Excerpted passage:

"""

A high-level employee at Prince Alwaleed bin Talal’s Kingdom Holding said the royal - one of the world’s richest men - was among those detained overnight on Saturday.

The surprise arrests, reportedly also including two of the late King Abdullah’s sons, were hailed by pro-government media outlets as the greatest sign yet that Crown Prince Mohammed bin Salman is keeping his promise to reform the country, long plagued by allegations of corruption at the highest levels of government.

Untouchable

Analysts have suggested the arrest of once-untouchable members of the royal family is the latest sign that the crown prince, 32, is moving to quash potential rivals or critics. The prince’s swift rise to power has unnerved elder members of the ruling Al Saud family, which has long ruled by consensus, though ultimate decision-making lies with the monarch.

The king named his son, the crown prince, as head of an anti-corruption committee established late on Saturday, hours before the arrests.

A Saudi government official said 11 princes and 38 others are being held in five-star hotels across the capital, Riyadh.

"""

Document layout detection data:
"""

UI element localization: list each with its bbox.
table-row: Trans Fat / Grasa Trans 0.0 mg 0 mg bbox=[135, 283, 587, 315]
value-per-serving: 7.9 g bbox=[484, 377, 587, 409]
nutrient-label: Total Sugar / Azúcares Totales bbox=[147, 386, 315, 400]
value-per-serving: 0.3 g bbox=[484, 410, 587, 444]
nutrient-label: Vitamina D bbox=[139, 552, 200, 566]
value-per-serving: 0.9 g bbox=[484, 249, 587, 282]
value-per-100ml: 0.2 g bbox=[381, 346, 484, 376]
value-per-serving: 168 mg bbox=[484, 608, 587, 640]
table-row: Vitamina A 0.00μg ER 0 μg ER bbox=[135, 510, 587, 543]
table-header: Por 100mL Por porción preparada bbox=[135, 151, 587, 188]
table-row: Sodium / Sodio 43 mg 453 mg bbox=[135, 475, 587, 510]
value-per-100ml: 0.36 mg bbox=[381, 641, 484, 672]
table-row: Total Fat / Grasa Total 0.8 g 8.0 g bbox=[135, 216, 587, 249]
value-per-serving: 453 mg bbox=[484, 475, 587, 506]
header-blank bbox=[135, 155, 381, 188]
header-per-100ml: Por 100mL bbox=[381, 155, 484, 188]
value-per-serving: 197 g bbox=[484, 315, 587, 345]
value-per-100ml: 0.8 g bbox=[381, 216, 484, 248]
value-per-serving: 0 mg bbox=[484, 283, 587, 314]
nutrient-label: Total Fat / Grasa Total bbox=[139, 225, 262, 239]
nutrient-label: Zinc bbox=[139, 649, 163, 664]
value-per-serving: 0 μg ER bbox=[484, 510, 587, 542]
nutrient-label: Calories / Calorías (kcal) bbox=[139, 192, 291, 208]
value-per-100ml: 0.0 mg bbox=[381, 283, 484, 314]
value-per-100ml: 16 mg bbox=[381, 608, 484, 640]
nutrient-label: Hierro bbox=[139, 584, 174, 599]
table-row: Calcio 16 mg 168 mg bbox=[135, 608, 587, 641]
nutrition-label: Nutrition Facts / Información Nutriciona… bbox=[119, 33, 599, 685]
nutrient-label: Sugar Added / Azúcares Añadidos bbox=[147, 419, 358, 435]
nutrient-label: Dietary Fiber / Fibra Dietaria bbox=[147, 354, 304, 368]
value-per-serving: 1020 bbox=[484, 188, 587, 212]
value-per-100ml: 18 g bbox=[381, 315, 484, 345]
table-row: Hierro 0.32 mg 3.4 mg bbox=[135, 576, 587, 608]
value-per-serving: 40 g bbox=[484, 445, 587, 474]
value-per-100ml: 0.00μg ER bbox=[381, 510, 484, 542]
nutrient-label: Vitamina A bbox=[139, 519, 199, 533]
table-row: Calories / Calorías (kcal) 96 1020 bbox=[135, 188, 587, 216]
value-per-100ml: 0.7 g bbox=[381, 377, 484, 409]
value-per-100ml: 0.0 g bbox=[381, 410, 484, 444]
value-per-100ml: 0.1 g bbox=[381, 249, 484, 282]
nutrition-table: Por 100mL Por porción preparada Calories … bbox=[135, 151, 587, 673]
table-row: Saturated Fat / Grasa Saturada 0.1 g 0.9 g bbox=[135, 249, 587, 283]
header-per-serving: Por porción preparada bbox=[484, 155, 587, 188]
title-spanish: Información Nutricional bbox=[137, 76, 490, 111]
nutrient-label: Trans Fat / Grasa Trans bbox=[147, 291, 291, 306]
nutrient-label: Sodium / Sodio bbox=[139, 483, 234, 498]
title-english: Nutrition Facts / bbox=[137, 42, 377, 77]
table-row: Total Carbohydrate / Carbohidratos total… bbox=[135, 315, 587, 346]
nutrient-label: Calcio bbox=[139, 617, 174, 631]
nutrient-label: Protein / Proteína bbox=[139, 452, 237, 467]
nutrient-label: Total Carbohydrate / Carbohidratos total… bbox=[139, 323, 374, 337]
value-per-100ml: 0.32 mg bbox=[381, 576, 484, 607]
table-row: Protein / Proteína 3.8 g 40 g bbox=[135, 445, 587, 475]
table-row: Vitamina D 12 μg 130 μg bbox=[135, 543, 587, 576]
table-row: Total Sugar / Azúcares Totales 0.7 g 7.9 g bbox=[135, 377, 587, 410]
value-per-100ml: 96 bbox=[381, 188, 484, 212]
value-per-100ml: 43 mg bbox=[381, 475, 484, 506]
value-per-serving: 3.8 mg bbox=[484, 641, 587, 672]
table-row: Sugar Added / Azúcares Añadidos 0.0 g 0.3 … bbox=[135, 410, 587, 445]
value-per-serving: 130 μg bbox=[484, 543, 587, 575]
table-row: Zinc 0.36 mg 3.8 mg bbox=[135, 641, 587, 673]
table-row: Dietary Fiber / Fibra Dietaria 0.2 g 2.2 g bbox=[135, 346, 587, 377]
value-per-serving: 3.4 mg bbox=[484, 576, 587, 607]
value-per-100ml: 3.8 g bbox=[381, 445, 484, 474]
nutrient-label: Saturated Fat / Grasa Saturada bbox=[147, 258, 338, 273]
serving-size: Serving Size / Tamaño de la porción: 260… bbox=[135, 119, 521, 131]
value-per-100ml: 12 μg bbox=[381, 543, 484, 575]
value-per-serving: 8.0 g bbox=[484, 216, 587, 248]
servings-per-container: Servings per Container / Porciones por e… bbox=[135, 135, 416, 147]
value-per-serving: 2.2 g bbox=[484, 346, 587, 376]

"""

Problem details: Resume the news passage on the Saudi anti-corruption arrests, picking up after its final sentence.

Written response:
The scale of the arrests is unprecedented in Saudi Arabia, where senior royals and their business associates were seen as operating above the law. Saudi nationals have long complained of rampant corruption in government and of public funds being squandered or misused by people in power.

Shortly before the arrests, King Salman had ousted Prince Miteb bin Abdullah as head of the National Guard. The prince is reportedly among those detained in the sweep, as is his brother, Prince Turki bin Abdullah, once governor of Riyadh. Both are sons of the late King Abdullah, who ruled before his half brother King Salman. Prince Miteb was once a contender for the throne.

Saudi Twitter accounts released several other arrests: Alwalid al-Ibrahim, a Saudi businessman with ties to the royal family who runs the Arabic satellite group MBC; Amr al-Dabbagh, the former head of the Saudi Arabian General Investment Authority; Ibrahim Assaf, the former finance minister; and Bakr Binladin, head of the Saudi Binladin Group, a major business conglomerate.

“The dismissals and detentions suggest that Prince Mohammed rather than forging alliances is extending his iron grip on the ruling family, the military, and the national guard to counter what appears to be more widespread opposition within the family as well as the military to his reforms and the Yemen war,” James M Dorsey, a Gulf specialist, said.

Saudi Arabia said late on Saturday it intercepted a ballistic missile fired from Yemen at Riyadh International Airport. The crown prince, as defence minister, oversees the stalemated war against Yemen’s Iranian-allied rebels.

The Finance Ministry said the anti-corruption probe “opens a new era of accountability”, enhances the rule of law and improves the kingdom’s investment climate.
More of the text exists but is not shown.